------ Records for this task

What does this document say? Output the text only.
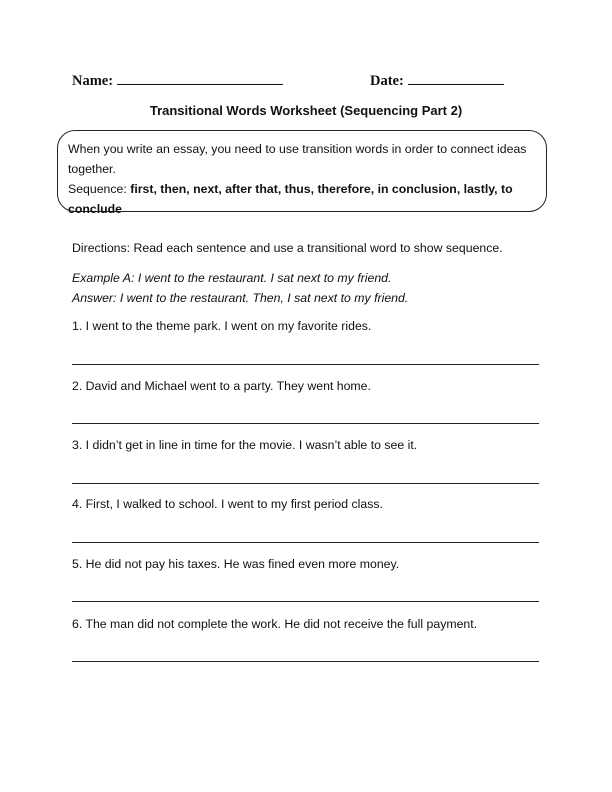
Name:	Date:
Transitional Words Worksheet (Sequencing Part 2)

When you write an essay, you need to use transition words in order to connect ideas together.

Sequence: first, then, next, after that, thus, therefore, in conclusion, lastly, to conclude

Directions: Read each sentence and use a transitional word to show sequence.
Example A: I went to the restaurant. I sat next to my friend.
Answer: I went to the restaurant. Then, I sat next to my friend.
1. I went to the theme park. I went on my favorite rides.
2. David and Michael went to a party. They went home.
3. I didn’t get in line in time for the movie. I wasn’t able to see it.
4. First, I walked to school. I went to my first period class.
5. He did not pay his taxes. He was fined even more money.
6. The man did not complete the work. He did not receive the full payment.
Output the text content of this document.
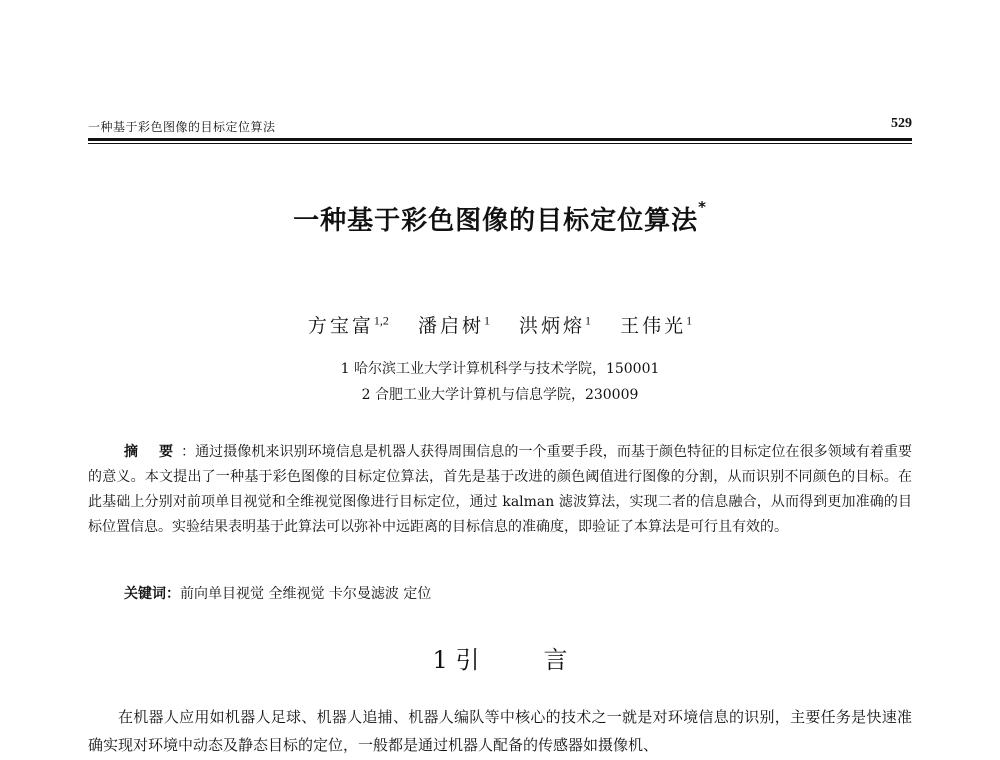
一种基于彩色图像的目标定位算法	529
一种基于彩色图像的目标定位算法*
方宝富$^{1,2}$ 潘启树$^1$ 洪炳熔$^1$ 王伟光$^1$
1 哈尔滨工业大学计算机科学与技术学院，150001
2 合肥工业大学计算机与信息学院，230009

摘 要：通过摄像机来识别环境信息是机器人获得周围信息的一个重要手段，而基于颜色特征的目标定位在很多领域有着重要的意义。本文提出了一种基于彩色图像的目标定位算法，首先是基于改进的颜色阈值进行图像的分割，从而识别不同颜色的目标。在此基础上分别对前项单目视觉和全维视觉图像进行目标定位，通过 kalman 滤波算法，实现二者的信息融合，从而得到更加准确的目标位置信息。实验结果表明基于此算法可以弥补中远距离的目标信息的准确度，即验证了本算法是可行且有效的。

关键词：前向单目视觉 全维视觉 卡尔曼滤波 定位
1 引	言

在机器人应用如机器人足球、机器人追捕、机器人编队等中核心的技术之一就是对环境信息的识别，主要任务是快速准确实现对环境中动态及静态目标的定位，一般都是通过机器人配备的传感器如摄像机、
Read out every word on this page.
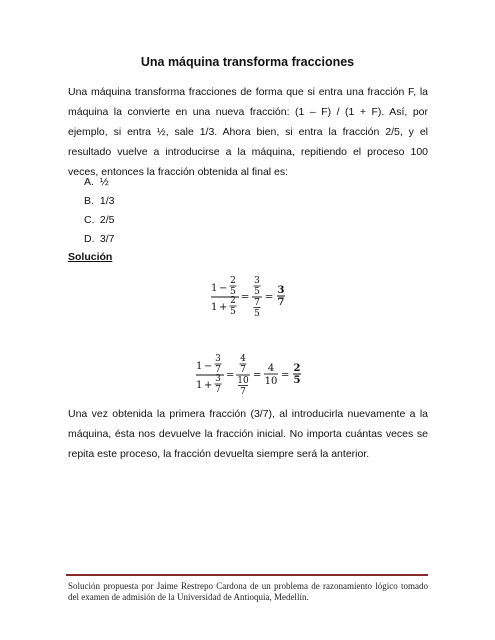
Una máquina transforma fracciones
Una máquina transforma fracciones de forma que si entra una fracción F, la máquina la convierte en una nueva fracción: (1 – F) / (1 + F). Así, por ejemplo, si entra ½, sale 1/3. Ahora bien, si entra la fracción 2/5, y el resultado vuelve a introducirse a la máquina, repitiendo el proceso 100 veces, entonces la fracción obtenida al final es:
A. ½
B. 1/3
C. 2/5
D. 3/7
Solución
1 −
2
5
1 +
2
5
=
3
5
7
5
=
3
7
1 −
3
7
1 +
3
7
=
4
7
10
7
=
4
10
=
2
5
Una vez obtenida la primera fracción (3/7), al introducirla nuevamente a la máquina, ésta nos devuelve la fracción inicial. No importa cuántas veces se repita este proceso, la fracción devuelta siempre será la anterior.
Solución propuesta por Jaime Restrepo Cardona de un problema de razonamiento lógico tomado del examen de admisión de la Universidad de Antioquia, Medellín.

------------

§ **Work to be completed**
Images do not belong in the copy; reproduce all other parts of the records above verbatim.

§ **Written response**
What does this document say? Output the text only.
Name:	Date:
Transitional Words Worksheet (Sequencing Part 2)

When you write an essay, you need to use transition words in order to connect ideas together.

Sequence: first, then, next, after that, thus, therefore, in conclusion, lastly, to conclude

Directions: Read each sentence and use a transitional word to show sequence.
Example A: I went to the restaurant. I sat next to my friend.
Answer: I went to the restaurant. Then, I sat next to my friend.
1. I went to the theme park. I went on my favorite rides.
2. David and Michael went to a party. They went home.
3. I didn’t get in line in time for the movie. I wasn’t able to see it.
4. First, I walked to school. I went to my first period class.
5. He did not pay his taxes. He was fined even more money.
6. The man did not complete the work. He did not receive the full payment.
Output the text content of this document.
一种基于彩色图像的目标定位算法	529
一种基于彩色图像的目标定位算法*
方宝富$^{1,2}$ 潘启树$^1$ 洪炳熔$^1$ 王伟光$^1$
1 哈尔滨工业大学计算机科学与技术学院，150001
2 合肥工业大学计算机与信息学院，230009

摘 要：通过摄像机来识别环境信息是机器人获得周围信息的一个重要手段，而基于颜色特征的目标定位在很多领域有着重要的意义。本文提出了一种基于彩色图像的目标定位算法，首先是基于改进的颜色阈值进行图像的分割，从而识别不同颜色的目标。在此基础上分别对前项单目视觉和全维视觉图像进行目标定位，通过 kalman 滤波算法，实现二者的信息融合，从而得到更加准确的目标位置信息。实验结果表明基于此算法可以弥补中远距离的目标信息的准确度，即验证了本算法是可行且有效的。

关键词：前向单目视觉 全维视觉 卡尔曼滤波 定位
1 引	言

在机器人应用如机器人足球、机器人追捕、机器人编队等中核心的技术之一就是对环境信息的识别，主要任务是快速准确实现对环境中动态及静态目标的定位，一般都是通过机器人配备的传感器如摄像机、
Read out every word on this page.
Una máquina transforma fracciones
Una máquina transforma fracciones de forma que si entra una fracción F, la máquina la convierte en una nueva fracción: (1 – F) / (1 + F). Así, por ejemplo, si entra ½, sale 1/3. Ahora bien, si entra la fracción 2/5, y el resultado vuelve a introducirse a la máquina, repitiendo el proceso 100 veces, entonces la fracción obtenida al final es:
A. ½
B. 1/3
C. 2/5
D. 3/7
Solución
1 −
2
5
1 +
2
5
=
3
5
7
5
=
3
7
1 −
3
7
1 +
3
7
=
4
7
10
7
=
4
10
=
2
5
Una vez obtenida la primera fracción (3/7), al introducirla nuevamente a la máquina, ésta nos devuelve la fracción inicial. No importa cuántas veces se repita este proceso, la fracción devuelta siempre será la anterior.
Solución propuesta por Jaime Restrepo Cardona de un problema de razonamiento lógico tomado del examen de admisión de la Universidad de Antioquia, Medellín.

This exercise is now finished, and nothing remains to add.